The input:

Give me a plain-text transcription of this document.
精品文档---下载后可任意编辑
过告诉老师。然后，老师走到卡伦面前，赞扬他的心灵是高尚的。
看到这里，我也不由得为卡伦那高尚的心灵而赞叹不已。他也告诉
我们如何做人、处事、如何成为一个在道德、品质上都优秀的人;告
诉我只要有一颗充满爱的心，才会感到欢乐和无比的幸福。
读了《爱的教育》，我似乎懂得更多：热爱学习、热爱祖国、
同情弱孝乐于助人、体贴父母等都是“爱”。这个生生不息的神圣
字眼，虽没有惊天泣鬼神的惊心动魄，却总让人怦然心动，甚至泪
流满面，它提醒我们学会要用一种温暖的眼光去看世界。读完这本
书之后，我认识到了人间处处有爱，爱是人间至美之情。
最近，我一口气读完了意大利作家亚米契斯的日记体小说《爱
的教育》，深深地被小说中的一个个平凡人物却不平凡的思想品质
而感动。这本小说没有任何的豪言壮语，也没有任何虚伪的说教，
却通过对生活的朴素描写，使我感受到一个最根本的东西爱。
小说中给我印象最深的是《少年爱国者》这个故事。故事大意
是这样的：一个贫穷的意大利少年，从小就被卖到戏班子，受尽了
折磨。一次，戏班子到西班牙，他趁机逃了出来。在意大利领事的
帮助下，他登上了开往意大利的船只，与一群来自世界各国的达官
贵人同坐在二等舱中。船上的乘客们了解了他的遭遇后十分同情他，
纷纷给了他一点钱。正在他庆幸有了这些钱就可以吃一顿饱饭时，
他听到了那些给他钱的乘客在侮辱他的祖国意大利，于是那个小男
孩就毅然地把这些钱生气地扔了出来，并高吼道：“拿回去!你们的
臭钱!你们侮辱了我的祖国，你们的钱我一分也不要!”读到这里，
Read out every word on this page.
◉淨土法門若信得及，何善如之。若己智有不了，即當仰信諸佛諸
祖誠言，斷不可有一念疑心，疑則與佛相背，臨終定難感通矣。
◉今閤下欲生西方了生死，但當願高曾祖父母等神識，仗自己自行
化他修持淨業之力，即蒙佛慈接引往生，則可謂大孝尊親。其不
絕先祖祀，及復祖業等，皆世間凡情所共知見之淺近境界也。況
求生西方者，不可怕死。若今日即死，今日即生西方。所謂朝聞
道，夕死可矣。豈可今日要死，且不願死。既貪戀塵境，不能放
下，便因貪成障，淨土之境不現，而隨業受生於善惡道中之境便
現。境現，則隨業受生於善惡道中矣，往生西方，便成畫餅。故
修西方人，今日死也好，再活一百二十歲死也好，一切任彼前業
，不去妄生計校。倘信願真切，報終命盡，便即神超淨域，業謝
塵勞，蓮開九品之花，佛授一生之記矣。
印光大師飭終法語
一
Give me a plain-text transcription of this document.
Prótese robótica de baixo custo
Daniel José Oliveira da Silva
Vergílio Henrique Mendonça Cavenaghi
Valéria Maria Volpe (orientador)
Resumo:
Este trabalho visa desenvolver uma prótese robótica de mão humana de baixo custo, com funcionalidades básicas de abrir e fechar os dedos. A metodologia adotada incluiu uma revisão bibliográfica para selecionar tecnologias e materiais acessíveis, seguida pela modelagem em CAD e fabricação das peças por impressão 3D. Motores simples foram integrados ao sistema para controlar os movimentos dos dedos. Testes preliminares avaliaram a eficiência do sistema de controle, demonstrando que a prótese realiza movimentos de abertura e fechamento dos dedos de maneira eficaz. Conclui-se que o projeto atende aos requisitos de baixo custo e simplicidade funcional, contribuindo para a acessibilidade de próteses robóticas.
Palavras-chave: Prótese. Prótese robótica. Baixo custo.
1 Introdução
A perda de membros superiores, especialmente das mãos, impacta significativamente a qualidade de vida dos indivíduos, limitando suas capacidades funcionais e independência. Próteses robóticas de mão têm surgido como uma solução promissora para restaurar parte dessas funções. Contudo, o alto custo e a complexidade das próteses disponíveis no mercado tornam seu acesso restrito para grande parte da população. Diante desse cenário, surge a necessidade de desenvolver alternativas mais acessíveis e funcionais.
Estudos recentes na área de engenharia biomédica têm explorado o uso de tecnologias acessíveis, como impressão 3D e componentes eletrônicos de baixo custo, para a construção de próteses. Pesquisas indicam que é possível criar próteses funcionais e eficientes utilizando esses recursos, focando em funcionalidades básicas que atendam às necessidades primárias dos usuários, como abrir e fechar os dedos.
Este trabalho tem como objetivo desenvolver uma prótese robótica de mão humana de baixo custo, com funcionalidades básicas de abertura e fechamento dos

Prompt:
Write the data out again in full and exactly.

Exercise response:
Give me a plain-text transcription of this document.
精品文档---下载后可任意编辑
过告诉老师。然后，老师走到卡伦面前，赞扬他的心灵是高尚的。
看到这里，我也不由得为卡伦那高尚的心灵而赞叹不已。他也告诉
我们如何做人、处事、如何成为一个在道德、品质上都优秀的人;告
诉我只要有一颗充满爱的心，才会感到欢乐和无比的幸福。
读了《爱的教育》，我似乎懂得更多：热爱学习、热爱祖国、
同情弱孝乐于助人、体贴父母等都是“爱”。这个生生不息的神圣
字眼，虽没有惊天泣鬼神的惊心动魄，却总让人怦然心动，甚至泪
流满面，它提醒我们学会要用一种温暖的眼光去看世界。读完这本
书之后，我认识到了人间处处有爱，爱是人间至美之情。
最近，我一口气读完了意大利作家亚米契斯的日记体小说《爱
的教育》，深深地被小说中的一个个平凡人物却不平凡的思想品质
而感动。这本小说没有任何的豪言壮语，也没有任何虚伪的说教，
却通过对生活的朴素描写，使我感受到一个最根本的东西爱。
小说中给我印象最深的是《少年爱国者》这个故事。故事大意
是这样的：一个贫穷的意大利少年，从小就被卖到戏班子，受尽了
折磨。一次，戏班子到西班牙，他趁机逃了出来。在意大利领事的
帮助下，他登上了开往意大利的船只，与一群来自世界各国的达官
贵人同坐在二等舱中。船上的乘客们了解了他的遭遇后十分同情他，
纷纷给了他一点钱。正在他庆幸有了这些钱就可以吃一顿饱饭时，
他听到了那些给他钱的乘客在侮辱他的祖国意大利，于是那个小男
孩就毅然地把这些钱生气地扔了出来，并高吼道：“拿回去!你们的
臭钱!你们侮辱了我的祖国，你们的钱我一分也不要!”读到这里，
Read out every word on this page.
◉淨土法門若信得及，何善如之。若己智有不了，即當仰信諸佛諸
祖誠言，斷不可有一念疑心，疑則與佛相背，臨終定難感通矣。
◉今閤下欲生西方了生死，但當願高曾祖父母等神識，仗自己自行
化他修持淨業之力，即蒙佛慈接引往生，則可謂大孝尊親。其不
絕先祖祀，及復祖業等，皆世間凡情所共知見之淺近境界也。況
求生西方者，不可怕死。若今日即死，今日即生西方。所謂朝聞
道，夕死可矣。豈可今日要死，且不願死。既貪戀塵境，不能放
下，便因貪成障，淨土之境不現，而隨業受生於善惡道中之境便
現。境現，則隨業受生於善惡道中矣，往生西方，便成畫餅。故
修西方人，今日死也好，再活一百二十歲死也好，一切任彼前業
，不去妄生計校。倘信願真切，報終命盡，便即神超淨域，業謝
塵勞，蓮開九品之花，佛授一生之記矣。
印光大師飭終法語
一
Give me a plain-text transcription of this document.
Prótese robótica de baixo custo
Daniel José Oliveira da Silva
Vergílio Henrique Mendonça Cavenaghi
Valéria Maria Volpe (orientador)
Resumo:
Este trabalho visa desenvolver uma prótese robótica de mão humana de baixo custo, com funcionalidades básicas de abrir e fechar os dedos. A metodologia adotada incluiu uma revisão bibliográfica para selecionar tecnologias e materiais acessíveis, seguida pela modelagem em CAD e fabricação das peças por impressão 3D. Motores simples foram integrados ao sistema para controlar os movimentos dos dedos. Testes preliminares avaliaram a eficiência do sistema de controle, demonstrando que a prótese realiza movimentos de abertura e fechamento dos dedos de maneira eficaz. Conclui-se que o projeto atende aos requisitos de baixo custo e simplicidade funcional, contribuindo para a acessibilidade de próteses robóticas.
Palavras-chave: Prótese. Prótese robótica. Baixo custo.
1 Introdução
A perda de membros superiores, especialmente das mãos, impacta significativamente a qualidade de vida dos indivíduos, limitando suas capacidades funcionais e independência. Próteses robóticas de mão têm surgido como uma solução promissora para restaurar parte dessas funções. Contudo, o alto custo e a complexidade das próteses disponíveis no mercado tornam seu acesso restrito para grande parte da população. Diante desse cenário, surge a necessidade de desenvolver alternativas mais acessíveis e funcionais.
Estudos recentes na área de engenharia biomédica têm explorado o uso de tecnologias acessíveis, como impressão 3D e componentes eletrônicos de baixo custo, para a construção de próteses. Pesquisas indicam que é possível criar próteses funcionais e eficientes utilizando esses recursos, focando em funcionalidades básicas que atendam às necessidades primárias dos usuários, como abrir e fechar os dedos.
Este trabalho tem como objetivo desenvolver uma prótese robótica de mão humana de baixo custo, com funcionalidades básicas de abertura e fechamento dos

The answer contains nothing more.